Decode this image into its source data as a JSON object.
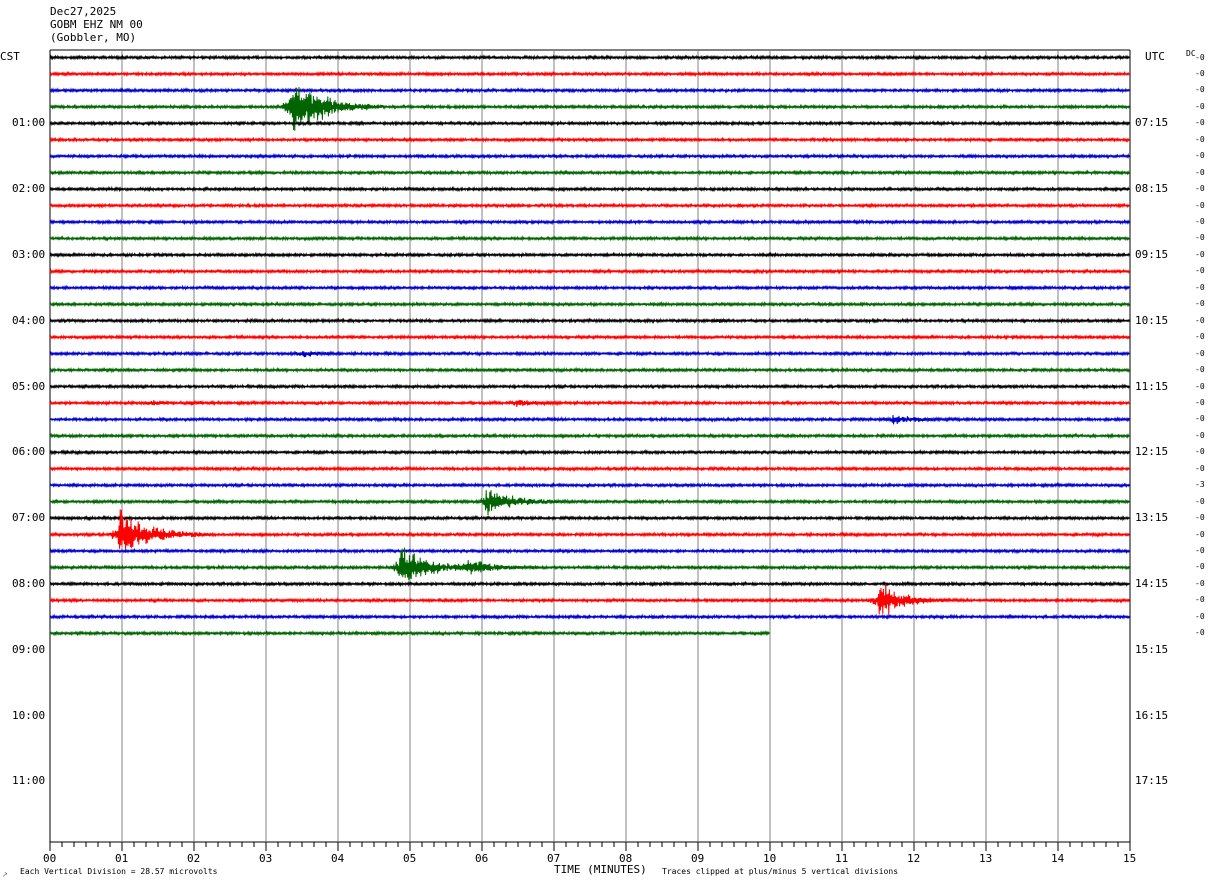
{
  "header": {
    "date": "Dec27,2025",
    "station": "GOBM EHZ NM 00",
    "location": "(Gobbler, MO)"
  },
  "left_zone": "CST",
  "right_zone": "UTC",
  "dc_label": "DC",
  "footer": {
    "left_note": "Each Vertical Division =   28.57 microvolts",
    "xlabel": "TIME (MINUTES)",
    "right_note": "Traces clipped at plus/minus 5 vertical divisions"
  },
  "colors": {
    "black": "#000000",
    "red": "#ff0000",
    "blue": "#0000cc",
    "green": "#006400",
    "grid": "#808080"
  },
  "chart_data": {
    "type": "line",
    "title": "",
    "xlabel": "TIME (MINUTES)",
    "xlim": [
      0,
      15
    ],
    "x_ticks": [
      "00",
      "01",
      "02",
      "03",
      "04",
      "05",
      "06",
      "07",
      "08",
      "09",
      "10",
      "11",
      "12",
      "13",
      "14",
      "15"
    ],
    "rows_per_hour": 4,
    "total_rows": 36,
    "traces_shown": 36,
    "last_trace_end_minute": 10,
    "trace_color_cycle": [
      "black",
      "red",
      "blue",
      "green"
    ],
    "left_hour_labels": [
      "01:00",
      "02:00",
      "03:00",
      "04:00",
      "05:00",
      "06:00",
      "07:00",
      "08:00",
      "09:00",
      "10:00",
      "11:00"
    ],
    "right_hour_labels": [
      "07:15",
      "08:15",
      "09:15",
      "10:15",
      "11:15",
      "12:15",
      "13:15",
      "14:15",
      "15:15",
      "16:15",
      "17:15"
    ],
    "dc_offsets": [
      "0",
      "0",
      "0",
      "0",
      "0",
      "0",
      "0",
      "0",
      "0",
      "0",
      "0",
      "0",
      "0",
      "0",
      "0",
      "0",
      "0",
      "0",
      "0",
      "0",
      "0",
      "0",
      "0",
      "0",
      "0",
      "0",
      "3",
      "0",
      "0",
      "0",
      "0",
      "0",
      "0",
      "0",
      "0",
      "0"
    ],
    "events": [
      {
        "row": 3,
        "minute": 3.35,
        "amplitude": 5.0,
        "duration": 1.3
      },
      {
        "row": 18,
        "minute": 3.5,
        "amplitude": 0.5,
        "duration": 0.7
      },
      {
        "row": 21,
        "minute": 1.4,
        "amplitude": 0.35,
        "duration": 0.5
      },
      {
        "row": 21,
        "minute": 1.95,
        "amplitude": 0.3,
        "duration": 0.5
      },
      {
        "row": 21,
        "minute": 6.45,
        "amplitude": 0.5,
        "duration": 0.8
      },
      {
        "row": 22,
        "minute": 11.7,
        "amplitude": 0.6,
        "duration": 1.0
      },
      {
        "row": 27,
        "minute": 6.05,
        "amplitude": 2.0,
        "duration": 1.2
      },
      {
        "row": 29,
        "minute": 0.95,
        "amplitude": 4.0,
        "duration": 1.3
      },
      {
        "row": 31,
        "minute": 4.85,
        "amplitude": 3.4,
        "duration": 1.2
      },
      {
        "row": 31,
        "minute": 5.8,
        "amplitude": 1.3,
        "duration": 1.0
      },
      {
        "row": 33,
        "minute": 11.5,
        "amplitude": 3.0,
        "duration": 1.0
      },
      {
        "row": 14,
        "minute": 13.4,
        "amplitude": 0.4,
        "duration": 0.1
      },
      {
        "row": 16,
        "minute": 9.3,
        "amplitude": 0.3,
        "duration": 0.2
      }
    ]
  }
}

▬▬▬

▸ TASK DETAILS:
Copy the records word for word, leaving no picture in the copy.

▸ RIGHT ANSWER:
Decode this image into its source data as a JSON object.
{
  "header": {
    "date": "Dec27,2025",
    "station": "GOBM EHZ NM 00",
    "location": "(Gobbler, MO)"
  },
  "left_zone": "CST",
  "right_zone": "UTC",
  "dc_label": "DC",
  "footer": {
    "left_note": "Each Vertical Division =   28.57 microvolts",
    "xlabel": "TIME (MINUTES)",
    "right_note": "Traces clipped at plus/minus 5 vertical divisions"
  },
  "colors": {
    "black": "#000000",
    "red": "#ff0000",
    "blue": "#0000cc",
    "green": "#006400",
    "grid": "#808080"
  },
  "chart_data": {
    "type": "line",
    "title": "",
    "xlabel": "TIME (MINUTES)",
    "xlim": [
      0,
      15
    ],
    "x_ticks": [
      "00",
      "01",
      "02",
      "03",
      "04",
      "05",
      "06",
      "07",
      "08",
      "09",
      "10",
      "11",
      "12",
      "13",
      "14",
      "15"
    ],
    "rows_per_hour": 4,
    "total_rows": 36,
    "traces_shown": 36,
    "last_trace_end_minute": 10,
    "trace_color_cycle": [
      "black",
      "red",
      "blue",
      "green"
    ],
    "left_hour_labels": [
      "01:00",
      "02:00",
      "03:00",
      "04:00",
      "05:00",
      "06:00",
      "07:00",
      "08:00",
      "09:00",
      "10:00",
      "11:00"
    ],
    "right_hour_labels": [
      "07:15",
      "08:15",
      "09:15",
      "10:15",
      "11:15",
      "12:15",
      "13:15",
      "14:15",
      "15:15",
      "16:15",
      "17:15"
    ],
    "dc_offsets": [
      "0",
      "0",
      "0",
      "0",
      "0",
      "0",
      "0",
      "0",
      "0",
      "0",
      "0",
      "0",
      "0",
      "0",
      "0",
      "0",
      "0",
      "0",
      "0",
      "0",
      "0",
      "0",
      "0",
      "0",
      "0",
      "0",
      "3",
      "0",
      "0",
      "0",
      "0",
      "0",
      "0",
      "0",
      "0",
      "0"
    ],
    "events": [
      {
        "row": 3,
        "minute": 3.35,
        "amplitude": 5.0,
        "duration": 1.3
      },
      {
        "row": 18,
        "minute": 3.5,
        "amplitude": 0.5,
        "duration": 0.7
      },
      {
        "row": 21,
        "minute": 1.4,
        "amplitude": 0.35,
        "duration": 0.5
      },
      {
        "row": 21,
        "minute": 1.95,
        "amplitude": 0.3,
        "duration": 0.5
      },
      {
        "row": 21,
        "minute": 6.45,
        "amplitude": 0.5,
        "duration": 0.8
      },
      {
        "row": 22,
        "minute": 11.7,
        "amplitude": 0.6,
        "duration": 1.0
      },
      {
        "row": 27,
        "minute": 6.05,
        "amplitude": 2.0,
        "duration": 1.2
      },
      {
        "row": 29,
        "minute": 0.95,
        "amplitude": 4.0,
        "duration": 1.3
      },
      {
        "row": 31,
        "minute": 4.85,
        "amplitude": 3.4,
        "duration": 1.2
      },
      {
        "row": 31,
        "minute": 5.8,
        "amplitude": 1.3,
        "duration": 1.0
      },
      {
        "row": 33,
        "minute": 11.5,
        "amplitude": 3.0,
        "duration": 1.0
      },
      {
        "row": 14,
        "minute": 13.4,
        "amplitude": 0.4,
        "duration": 0.1
      },
      {
        "row": 16,
        "minute": 9.3,
        "amplitude": 0.3,
        "duration": 0.2
      }
    ]
  }
}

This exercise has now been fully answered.